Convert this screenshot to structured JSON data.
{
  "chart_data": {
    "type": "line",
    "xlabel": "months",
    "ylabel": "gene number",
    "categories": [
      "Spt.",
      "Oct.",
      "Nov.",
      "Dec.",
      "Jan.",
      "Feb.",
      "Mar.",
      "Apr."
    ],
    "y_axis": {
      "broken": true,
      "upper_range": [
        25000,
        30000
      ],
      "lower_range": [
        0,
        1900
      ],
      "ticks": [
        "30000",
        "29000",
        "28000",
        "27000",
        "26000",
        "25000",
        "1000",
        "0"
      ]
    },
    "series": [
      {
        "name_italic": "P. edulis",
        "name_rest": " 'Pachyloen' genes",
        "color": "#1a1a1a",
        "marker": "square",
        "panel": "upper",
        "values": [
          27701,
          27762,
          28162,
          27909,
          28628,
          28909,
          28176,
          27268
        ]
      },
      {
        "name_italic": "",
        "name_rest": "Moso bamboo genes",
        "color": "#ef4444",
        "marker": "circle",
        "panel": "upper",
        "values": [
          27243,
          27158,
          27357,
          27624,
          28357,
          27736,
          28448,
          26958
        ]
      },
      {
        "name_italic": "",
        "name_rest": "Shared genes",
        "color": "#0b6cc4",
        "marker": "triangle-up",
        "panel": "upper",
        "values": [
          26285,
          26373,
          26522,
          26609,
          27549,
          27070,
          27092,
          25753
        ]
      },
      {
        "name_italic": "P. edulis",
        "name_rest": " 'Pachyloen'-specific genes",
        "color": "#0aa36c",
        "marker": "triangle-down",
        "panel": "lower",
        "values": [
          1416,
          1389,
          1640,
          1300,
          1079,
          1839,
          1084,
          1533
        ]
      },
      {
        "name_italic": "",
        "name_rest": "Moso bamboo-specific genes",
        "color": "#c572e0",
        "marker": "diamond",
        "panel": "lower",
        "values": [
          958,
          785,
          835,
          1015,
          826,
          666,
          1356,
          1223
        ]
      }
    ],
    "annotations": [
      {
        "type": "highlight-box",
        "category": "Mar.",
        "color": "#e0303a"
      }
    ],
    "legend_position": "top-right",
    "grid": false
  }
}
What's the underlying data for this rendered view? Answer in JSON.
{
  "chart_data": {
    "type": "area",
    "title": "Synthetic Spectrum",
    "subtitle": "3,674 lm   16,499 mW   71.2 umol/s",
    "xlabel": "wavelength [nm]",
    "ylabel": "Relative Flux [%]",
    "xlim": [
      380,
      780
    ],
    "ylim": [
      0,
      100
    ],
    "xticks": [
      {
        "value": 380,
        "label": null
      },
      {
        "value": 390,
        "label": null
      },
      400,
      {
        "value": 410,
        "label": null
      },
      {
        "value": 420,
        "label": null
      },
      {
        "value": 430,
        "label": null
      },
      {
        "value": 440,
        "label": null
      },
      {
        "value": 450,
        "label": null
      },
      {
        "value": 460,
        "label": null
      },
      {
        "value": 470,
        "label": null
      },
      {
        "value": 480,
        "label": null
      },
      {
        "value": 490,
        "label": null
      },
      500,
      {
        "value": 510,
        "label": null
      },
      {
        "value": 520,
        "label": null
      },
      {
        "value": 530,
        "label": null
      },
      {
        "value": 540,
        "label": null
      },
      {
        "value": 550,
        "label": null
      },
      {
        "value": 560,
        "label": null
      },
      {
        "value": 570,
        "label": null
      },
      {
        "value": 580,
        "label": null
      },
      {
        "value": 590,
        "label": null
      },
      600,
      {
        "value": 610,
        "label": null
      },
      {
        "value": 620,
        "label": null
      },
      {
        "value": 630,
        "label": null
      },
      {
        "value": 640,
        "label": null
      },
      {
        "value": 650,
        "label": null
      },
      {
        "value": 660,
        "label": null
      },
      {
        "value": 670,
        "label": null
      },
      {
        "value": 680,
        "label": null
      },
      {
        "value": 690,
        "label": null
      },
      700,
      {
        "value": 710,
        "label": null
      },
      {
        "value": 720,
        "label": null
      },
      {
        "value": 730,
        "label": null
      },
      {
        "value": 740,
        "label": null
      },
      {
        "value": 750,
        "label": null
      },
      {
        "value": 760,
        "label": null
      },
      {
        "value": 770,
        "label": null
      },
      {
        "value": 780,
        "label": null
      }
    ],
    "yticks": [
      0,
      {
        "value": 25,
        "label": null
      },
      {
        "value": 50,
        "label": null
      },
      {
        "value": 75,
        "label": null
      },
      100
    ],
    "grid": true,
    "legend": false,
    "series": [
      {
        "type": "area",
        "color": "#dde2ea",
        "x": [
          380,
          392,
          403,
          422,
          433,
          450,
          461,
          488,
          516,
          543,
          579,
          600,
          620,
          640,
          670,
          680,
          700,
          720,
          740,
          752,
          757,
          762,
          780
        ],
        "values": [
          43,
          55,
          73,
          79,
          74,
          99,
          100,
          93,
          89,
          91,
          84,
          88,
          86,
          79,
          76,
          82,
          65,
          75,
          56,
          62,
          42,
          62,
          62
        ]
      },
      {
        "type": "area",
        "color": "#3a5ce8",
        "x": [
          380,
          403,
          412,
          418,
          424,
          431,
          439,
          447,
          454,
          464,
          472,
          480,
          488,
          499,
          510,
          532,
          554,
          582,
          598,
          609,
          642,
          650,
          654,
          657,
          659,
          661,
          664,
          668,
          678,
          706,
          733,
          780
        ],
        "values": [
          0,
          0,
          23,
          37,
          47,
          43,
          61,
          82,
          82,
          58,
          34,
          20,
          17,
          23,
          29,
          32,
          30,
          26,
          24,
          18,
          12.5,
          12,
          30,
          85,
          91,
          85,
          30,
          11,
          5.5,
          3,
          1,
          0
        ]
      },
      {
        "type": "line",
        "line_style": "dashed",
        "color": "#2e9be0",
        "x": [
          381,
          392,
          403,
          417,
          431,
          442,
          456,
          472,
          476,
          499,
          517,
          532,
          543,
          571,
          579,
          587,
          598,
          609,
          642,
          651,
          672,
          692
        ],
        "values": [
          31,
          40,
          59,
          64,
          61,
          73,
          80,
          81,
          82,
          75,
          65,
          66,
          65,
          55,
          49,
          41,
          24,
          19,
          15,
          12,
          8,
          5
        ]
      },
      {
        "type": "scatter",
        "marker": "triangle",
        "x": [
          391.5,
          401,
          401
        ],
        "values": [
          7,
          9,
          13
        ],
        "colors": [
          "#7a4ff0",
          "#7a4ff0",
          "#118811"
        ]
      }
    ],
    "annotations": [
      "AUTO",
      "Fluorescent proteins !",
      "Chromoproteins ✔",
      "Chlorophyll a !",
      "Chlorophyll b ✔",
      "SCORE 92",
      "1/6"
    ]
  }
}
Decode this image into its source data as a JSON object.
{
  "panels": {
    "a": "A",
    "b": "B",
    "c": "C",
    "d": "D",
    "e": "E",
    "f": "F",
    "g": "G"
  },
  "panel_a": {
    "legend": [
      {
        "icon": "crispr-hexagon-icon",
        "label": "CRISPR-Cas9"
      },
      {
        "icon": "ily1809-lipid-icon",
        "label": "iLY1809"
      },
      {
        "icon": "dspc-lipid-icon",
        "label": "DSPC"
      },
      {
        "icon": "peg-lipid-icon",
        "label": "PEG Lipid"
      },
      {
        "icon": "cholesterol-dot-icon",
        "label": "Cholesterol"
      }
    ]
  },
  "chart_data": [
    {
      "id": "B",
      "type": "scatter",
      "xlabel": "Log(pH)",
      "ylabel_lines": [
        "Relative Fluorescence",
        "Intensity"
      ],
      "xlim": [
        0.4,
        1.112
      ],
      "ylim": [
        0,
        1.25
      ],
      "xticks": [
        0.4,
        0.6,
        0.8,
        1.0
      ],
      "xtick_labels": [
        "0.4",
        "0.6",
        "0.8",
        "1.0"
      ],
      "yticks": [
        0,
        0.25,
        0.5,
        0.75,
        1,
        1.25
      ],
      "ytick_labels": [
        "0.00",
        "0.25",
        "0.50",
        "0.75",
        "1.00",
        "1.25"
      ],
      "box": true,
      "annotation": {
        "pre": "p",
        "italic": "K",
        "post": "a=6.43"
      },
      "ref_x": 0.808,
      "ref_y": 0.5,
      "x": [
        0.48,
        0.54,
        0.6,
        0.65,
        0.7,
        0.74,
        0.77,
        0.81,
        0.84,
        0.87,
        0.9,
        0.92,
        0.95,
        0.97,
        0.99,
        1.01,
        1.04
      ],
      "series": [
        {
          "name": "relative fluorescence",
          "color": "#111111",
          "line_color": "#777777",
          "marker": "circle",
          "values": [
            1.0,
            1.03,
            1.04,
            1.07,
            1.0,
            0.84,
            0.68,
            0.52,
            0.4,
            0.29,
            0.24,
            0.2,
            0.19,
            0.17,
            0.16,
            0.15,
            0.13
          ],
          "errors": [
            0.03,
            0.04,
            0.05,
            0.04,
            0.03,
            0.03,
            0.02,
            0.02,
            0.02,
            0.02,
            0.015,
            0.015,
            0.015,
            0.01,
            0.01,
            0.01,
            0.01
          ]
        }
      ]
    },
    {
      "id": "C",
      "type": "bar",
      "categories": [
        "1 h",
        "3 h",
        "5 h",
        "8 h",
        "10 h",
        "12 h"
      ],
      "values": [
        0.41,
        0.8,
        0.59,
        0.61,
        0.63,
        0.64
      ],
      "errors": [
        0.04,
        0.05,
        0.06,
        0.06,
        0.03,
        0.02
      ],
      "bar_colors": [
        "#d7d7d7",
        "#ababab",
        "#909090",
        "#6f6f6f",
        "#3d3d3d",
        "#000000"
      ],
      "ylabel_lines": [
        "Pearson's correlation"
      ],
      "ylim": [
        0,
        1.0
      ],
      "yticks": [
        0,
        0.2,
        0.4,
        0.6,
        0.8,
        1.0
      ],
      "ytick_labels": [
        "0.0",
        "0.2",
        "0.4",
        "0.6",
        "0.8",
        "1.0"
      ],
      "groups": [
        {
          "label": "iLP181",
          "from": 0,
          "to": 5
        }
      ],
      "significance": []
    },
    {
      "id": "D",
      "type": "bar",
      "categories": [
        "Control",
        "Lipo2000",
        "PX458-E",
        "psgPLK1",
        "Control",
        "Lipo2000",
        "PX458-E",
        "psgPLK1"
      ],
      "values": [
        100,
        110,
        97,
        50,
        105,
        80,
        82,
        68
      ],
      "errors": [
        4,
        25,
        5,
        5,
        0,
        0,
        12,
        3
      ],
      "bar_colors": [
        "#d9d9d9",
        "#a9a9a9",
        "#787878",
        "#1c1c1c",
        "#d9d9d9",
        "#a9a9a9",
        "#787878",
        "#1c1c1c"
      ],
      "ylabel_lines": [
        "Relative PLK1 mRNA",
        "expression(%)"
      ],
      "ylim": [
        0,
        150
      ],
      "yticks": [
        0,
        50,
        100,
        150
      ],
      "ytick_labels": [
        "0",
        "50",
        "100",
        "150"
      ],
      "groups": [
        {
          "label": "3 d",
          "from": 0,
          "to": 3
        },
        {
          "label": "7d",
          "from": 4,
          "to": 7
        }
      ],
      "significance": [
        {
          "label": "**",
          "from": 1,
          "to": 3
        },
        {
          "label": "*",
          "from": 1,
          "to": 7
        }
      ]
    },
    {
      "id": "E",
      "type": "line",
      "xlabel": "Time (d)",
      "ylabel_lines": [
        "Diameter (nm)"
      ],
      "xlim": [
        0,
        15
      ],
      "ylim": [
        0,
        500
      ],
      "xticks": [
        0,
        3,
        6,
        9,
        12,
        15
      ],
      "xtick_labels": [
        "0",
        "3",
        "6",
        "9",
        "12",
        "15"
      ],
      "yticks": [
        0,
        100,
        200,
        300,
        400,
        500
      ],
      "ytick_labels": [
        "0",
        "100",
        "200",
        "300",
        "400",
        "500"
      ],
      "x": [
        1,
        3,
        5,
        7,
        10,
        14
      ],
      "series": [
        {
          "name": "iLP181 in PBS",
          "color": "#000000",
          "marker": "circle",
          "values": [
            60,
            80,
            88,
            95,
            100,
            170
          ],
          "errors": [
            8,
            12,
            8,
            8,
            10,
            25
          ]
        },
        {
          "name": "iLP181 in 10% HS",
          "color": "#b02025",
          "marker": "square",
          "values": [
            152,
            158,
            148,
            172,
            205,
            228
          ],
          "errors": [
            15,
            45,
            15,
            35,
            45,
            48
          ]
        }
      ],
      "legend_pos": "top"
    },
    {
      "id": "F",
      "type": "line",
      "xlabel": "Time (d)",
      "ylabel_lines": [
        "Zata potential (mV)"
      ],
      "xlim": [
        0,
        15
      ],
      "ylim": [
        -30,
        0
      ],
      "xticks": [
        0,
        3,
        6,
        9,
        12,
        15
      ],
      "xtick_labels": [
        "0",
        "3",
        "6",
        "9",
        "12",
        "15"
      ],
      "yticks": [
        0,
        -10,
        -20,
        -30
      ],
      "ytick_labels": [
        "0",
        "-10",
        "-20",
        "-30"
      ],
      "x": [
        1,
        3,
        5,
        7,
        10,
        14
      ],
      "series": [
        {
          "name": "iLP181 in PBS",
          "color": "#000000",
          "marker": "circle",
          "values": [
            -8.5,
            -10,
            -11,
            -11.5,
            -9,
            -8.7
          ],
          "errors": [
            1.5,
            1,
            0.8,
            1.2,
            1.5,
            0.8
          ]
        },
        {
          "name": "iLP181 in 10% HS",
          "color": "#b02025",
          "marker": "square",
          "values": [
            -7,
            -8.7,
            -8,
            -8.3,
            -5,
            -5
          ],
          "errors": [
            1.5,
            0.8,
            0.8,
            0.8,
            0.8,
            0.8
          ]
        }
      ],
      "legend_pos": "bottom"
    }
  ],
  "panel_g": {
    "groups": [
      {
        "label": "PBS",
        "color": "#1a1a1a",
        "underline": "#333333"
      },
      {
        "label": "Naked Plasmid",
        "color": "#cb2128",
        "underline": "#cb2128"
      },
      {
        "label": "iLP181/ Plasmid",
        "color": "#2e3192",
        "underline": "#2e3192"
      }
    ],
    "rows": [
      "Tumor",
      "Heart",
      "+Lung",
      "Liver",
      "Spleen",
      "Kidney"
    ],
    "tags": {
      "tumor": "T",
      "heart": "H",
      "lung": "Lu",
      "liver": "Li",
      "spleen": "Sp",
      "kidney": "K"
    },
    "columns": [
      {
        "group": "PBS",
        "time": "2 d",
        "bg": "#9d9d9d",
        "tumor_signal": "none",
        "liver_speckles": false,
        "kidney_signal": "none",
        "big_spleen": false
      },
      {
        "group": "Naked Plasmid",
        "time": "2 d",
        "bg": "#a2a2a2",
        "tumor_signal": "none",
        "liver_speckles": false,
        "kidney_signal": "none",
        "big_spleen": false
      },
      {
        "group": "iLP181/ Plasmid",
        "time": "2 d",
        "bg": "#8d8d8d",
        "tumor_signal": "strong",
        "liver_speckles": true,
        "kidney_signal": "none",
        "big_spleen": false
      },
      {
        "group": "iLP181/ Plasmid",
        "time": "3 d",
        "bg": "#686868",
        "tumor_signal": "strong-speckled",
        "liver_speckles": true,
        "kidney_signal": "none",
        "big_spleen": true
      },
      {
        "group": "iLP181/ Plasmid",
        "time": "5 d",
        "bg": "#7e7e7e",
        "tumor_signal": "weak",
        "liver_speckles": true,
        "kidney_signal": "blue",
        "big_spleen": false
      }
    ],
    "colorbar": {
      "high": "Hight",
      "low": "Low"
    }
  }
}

◇ ◇ ◇ ◇

Instructions to follow:
Nothing but the lines with "genes" should be returned, copied from the entries above.

Finished task:
        "name_rest": " 'Pachyloen' genes",
        "name_rest": "Moso bamboo genes",
        "name_rest": "Shared genes",
        "name_rest": " 'Pachyloen'-specific genes",
        "name_rest": "Moso bamboo-specific genes",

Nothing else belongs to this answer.